EXERCISE BRIEF: Could you write out the records below exactly as they appear?

Data items:
=====
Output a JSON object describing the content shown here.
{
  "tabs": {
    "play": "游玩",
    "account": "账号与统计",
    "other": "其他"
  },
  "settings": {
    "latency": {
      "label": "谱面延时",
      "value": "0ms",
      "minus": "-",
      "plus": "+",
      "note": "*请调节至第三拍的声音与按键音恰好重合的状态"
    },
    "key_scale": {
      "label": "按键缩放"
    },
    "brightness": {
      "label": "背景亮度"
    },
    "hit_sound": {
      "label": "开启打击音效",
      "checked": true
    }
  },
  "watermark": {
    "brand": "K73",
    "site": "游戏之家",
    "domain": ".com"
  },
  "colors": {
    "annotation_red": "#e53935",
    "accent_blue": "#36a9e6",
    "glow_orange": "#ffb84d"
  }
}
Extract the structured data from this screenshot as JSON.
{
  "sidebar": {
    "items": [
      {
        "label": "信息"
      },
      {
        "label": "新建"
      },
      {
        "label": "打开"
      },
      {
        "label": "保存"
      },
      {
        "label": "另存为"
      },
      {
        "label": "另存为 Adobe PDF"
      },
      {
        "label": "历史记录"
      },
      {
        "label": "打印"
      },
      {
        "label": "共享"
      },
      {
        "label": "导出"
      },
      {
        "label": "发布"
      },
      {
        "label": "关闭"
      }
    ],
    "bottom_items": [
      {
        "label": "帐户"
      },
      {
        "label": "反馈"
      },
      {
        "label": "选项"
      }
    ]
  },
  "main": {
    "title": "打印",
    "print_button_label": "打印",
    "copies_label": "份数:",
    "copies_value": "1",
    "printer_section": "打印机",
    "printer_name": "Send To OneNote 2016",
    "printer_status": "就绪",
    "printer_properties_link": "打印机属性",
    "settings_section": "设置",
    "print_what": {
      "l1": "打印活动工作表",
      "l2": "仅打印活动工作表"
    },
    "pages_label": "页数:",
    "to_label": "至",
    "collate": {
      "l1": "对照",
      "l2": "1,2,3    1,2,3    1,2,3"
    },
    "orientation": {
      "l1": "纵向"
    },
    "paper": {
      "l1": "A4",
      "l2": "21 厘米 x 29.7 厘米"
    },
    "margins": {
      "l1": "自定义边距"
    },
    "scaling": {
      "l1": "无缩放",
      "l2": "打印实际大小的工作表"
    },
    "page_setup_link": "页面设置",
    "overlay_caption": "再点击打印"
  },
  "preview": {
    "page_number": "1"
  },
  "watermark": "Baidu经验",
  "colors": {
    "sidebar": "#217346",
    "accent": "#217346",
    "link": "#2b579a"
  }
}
=====
EXERCISE RESPONSE:
Output a JSON object describing the content shown here.
{
  "tabs": {
    "play": "游玩",
    "account": "账号与统计",
    "other": "其他"
  },
  "settings": {
    "latency": {
      "label": "谱面延时",
      "value": "0ms",
      "minus": "-",
      "plus": "+",
      "note": "*请调节至第三拍的声音与按键音恰好重合的状态"
    },
    "key_scale": {
      "label": "按键缩放"
    },
    "brightness": {
      "label": "背景亮度"
    },
    "hit_sound": {
      "label": "开启打击音效",
      "checked": true
    }
  },
  "watermark": {
    "brand": "K73",
    "site": "游戏之家",
    "domain": ".com"
  },
  "colors": {
    "annotation_red": "#e53935",
    "accent_blue": "#36a9e6",
    "glow_orange": "#ffb84d"
  }
}
Extract the structured data from this screenshot as JSON.
{
  "sidebar": {
    "items": [
      {
        "label": "信息"
      },
      {
        "label": "新建"
      },
      {
        "label": "打开"
      },
      {
        "label": "保存"
      },
      {
        "label": "另存为"
      },
      {
        "label": "另存为 Adobe PDF"
      },
      {
        "label": "历史记录"
      },
      {
        "label": "打印"
      },
      {
        "label": "共享"
      },
      {
        "label": "导出"
      },
      {
        "label": "发布"
      },
      {
        "label": "关闭"
      }
    ],
    "bottom_items": [
      {
        "label": "帐户"
      },
      {
        "label": "反馈"
      },
      {
        "label": "选项"
      }
    ]
  },
  "main": {
    "title": "打印",
    "print_button_label": "打印",
    "copies_label": "份数:",
    "copies_value": "1",
    "printer_section": "打印机",
    "printer_name": "Send To OneNote 2016",
    "printer_status": "就绪",
    "printer_properties_link": "打印机属性",
    "settings_section": "设置",
    "print_what": {
      "l1": "打印活动工作表",
      "l2": "仅打印活动工作表"
    },
    "pages_label": "页数:",
    "to_label": "至",
    "collate": {
      "l1": "对照",
      "l2": "1,2,3    1,2,3    1,2,3"
    },
    "orientation": {
      "l1": "纵向"
    },
    "paper": {
      "l1": "A4",
      "l2": "21 厘米 x 29.7 厘米"
    },
    "margins": {
      "l1": "自定义边距"
    },
    "scaling": {
      "l1": "无缩放",
      "l2": "打印实际大小的工作表"
    },
    "page_setup_link": "页面设置",
    "overlay_caption": "再点击打印"
  },
  "preview": {
    "page_number": "1"
  },
  "watermark": "Baidu经验",
  "colors": {
    "sidebar": "#217346",
    "accent": "#217346",
    "link": "#2b579a"
  }
}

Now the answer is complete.